Select, from the material below, each line with "consumption" in it.

--- begin DATA ---

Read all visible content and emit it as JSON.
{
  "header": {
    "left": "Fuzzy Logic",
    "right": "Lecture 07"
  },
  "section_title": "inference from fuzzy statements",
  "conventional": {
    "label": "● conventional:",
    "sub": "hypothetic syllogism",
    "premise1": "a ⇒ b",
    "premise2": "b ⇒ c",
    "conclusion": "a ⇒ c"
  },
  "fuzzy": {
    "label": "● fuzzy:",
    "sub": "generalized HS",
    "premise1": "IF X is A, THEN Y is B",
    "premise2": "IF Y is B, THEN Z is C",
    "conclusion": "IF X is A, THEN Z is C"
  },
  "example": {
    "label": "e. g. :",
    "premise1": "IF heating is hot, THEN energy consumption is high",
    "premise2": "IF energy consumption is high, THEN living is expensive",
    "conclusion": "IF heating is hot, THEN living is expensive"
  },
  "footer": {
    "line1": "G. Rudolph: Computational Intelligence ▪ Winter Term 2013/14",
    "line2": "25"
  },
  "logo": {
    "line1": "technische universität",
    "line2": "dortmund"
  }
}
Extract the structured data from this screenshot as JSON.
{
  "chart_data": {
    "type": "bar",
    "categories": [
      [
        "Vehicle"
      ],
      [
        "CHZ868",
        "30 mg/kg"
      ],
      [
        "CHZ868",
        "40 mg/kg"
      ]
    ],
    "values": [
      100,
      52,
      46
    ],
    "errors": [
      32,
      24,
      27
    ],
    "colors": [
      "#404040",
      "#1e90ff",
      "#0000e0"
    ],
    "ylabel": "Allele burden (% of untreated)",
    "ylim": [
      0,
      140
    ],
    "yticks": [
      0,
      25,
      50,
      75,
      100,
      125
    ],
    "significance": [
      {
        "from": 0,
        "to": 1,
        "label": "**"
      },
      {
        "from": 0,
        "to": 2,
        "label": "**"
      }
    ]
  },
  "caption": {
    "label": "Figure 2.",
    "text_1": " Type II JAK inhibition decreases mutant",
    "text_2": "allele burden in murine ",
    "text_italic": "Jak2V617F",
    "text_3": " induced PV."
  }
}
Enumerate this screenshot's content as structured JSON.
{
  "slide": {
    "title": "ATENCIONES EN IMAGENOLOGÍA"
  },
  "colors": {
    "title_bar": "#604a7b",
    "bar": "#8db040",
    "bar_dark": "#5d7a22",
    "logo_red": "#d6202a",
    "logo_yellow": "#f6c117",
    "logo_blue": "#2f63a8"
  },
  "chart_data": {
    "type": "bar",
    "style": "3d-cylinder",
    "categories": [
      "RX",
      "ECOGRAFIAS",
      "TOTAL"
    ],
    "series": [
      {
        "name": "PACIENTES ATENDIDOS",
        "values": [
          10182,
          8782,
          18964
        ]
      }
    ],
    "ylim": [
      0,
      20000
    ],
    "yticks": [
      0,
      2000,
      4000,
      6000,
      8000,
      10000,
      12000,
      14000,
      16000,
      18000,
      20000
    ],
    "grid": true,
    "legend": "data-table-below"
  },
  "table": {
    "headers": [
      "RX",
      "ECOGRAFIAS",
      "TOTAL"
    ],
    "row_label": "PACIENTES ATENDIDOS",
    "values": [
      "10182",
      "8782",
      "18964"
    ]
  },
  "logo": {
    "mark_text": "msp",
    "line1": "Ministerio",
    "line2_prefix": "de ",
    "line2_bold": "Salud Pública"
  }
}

--- end DATA ---

#### RESULT BELOW:
    "premise1": "IF heating is hot, THEN energy consumption is high",
    "premise2": "IF energy consumption is high, THEN living is expensive",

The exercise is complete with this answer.